··· DATA FOR THIS TASK

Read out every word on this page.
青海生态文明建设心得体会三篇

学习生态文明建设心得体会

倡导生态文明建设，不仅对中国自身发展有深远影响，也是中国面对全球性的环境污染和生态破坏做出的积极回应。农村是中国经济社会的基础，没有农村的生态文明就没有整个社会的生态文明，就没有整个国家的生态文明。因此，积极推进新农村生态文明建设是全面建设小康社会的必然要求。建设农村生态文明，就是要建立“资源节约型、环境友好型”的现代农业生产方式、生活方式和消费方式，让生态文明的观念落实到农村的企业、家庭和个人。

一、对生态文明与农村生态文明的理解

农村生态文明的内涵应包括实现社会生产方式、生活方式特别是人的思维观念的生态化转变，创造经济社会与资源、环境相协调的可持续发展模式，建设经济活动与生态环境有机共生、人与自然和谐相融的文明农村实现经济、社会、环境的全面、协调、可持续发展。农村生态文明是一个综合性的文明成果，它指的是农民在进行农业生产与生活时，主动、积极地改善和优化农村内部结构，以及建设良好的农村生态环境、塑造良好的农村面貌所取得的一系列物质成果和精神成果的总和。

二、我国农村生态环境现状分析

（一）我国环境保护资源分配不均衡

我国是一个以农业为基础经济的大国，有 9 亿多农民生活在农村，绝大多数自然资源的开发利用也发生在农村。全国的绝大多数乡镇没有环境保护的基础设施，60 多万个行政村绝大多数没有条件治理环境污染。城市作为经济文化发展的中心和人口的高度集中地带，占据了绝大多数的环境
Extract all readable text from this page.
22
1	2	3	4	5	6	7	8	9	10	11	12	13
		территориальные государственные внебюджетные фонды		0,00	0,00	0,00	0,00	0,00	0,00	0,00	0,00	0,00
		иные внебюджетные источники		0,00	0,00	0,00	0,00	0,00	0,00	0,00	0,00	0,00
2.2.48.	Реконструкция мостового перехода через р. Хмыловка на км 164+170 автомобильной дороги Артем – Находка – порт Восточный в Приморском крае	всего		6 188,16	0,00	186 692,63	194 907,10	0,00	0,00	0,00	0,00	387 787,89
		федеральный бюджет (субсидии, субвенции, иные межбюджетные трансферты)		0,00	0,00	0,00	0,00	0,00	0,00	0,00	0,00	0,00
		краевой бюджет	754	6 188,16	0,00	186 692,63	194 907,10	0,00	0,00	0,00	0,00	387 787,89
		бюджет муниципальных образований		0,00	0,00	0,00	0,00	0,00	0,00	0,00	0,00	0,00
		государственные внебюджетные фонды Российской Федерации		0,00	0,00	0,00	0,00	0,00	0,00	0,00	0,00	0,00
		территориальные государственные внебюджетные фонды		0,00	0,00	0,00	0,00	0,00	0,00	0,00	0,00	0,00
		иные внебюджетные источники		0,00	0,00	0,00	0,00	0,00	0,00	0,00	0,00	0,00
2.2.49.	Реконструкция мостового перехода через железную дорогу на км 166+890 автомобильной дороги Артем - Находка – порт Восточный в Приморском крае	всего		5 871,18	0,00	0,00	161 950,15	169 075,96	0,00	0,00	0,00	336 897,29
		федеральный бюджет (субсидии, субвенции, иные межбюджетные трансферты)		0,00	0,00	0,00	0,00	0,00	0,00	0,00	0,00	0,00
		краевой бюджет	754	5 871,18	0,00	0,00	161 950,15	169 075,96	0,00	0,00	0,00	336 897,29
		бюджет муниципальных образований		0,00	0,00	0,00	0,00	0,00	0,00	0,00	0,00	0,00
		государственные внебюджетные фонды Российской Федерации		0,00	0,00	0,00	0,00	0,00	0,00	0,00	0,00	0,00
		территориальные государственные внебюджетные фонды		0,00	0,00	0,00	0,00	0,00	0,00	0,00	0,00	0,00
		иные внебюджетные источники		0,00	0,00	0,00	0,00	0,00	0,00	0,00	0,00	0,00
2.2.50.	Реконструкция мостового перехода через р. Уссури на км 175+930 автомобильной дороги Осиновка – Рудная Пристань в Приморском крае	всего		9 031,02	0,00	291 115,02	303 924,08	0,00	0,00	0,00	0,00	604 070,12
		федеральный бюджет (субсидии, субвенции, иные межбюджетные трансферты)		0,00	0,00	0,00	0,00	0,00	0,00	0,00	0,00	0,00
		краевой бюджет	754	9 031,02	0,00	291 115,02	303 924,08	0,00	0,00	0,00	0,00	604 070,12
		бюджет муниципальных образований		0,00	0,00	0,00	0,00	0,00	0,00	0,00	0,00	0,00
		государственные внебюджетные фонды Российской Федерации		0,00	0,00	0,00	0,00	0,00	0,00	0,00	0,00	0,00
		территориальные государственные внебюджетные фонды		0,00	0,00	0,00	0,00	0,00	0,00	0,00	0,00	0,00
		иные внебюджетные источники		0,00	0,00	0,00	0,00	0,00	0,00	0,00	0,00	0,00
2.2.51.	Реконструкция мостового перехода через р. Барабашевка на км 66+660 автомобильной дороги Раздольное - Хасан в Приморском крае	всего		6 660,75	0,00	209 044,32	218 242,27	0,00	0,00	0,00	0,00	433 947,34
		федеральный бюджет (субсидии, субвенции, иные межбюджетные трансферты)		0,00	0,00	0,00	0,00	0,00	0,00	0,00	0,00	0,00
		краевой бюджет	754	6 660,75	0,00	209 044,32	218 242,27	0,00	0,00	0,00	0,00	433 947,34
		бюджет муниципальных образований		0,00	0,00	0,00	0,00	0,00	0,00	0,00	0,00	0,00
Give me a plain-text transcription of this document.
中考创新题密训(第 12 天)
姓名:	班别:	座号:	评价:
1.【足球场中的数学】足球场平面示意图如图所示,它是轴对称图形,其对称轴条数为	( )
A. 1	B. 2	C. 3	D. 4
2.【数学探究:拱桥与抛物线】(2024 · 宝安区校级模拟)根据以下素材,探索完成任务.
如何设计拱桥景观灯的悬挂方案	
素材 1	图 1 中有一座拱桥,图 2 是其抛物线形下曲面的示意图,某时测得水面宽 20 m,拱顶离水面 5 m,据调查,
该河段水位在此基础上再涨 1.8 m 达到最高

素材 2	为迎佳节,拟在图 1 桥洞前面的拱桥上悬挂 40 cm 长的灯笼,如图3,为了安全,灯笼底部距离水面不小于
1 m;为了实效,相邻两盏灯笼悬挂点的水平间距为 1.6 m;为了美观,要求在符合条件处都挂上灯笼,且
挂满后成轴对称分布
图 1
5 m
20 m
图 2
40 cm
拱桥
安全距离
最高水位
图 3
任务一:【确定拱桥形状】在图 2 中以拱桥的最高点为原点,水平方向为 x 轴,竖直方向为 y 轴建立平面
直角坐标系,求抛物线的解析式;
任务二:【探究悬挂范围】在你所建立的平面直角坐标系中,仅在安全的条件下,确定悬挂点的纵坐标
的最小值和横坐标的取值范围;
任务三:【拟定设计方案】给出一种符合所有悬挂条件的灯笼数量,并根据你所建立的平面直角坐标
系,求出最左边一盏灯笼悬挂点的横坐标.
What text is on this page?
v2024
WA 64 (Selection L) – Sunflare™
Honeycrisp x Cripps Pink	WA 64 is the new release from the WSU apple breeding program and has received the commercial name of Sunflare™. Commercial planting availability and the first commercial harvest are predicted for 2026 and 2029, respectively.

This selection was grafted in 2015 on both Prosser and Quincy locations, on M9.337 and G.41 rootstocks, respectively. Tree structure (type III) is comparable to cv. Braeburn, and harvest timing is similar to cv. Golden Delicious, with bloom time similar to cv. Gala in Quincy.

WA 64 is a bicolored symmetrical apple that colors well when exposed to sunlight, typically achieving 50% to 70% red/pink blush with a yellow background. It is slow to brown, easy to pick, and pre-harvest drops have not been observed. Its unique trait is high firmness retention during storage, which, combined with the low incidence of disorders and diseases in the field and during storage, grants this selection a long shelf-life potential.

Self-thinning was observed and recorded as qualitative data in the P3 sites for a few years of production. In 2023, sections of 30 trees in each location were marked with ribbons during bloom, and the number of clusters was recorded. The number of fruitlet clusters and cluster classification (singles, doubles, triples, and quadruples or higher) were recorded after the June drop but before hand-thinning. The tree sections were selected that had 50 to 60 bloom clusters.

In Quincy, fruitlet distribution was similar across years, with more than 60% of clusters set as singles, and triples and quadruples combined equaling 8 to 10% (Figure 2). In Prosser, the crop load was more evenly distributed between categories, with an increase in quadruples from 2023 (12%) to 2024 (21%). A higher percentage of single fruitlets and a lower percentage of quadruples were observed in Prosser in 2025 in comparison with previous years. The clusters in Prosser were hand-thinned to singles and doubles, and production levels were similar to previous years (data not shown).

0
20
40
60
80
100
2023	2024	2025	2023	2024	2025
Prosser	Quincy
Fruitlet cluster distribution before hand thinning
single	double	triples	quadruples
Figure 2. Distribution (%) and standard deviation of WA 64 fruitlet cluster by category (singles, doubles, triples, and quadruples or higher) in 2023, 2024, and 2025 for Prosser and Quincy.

······

TO BE DONE » Look through the entries above and list every line containing "page".

CORRECT OUTPUT »
Read out every word on this page.
Extract all readable text from this page.
What text is on this page?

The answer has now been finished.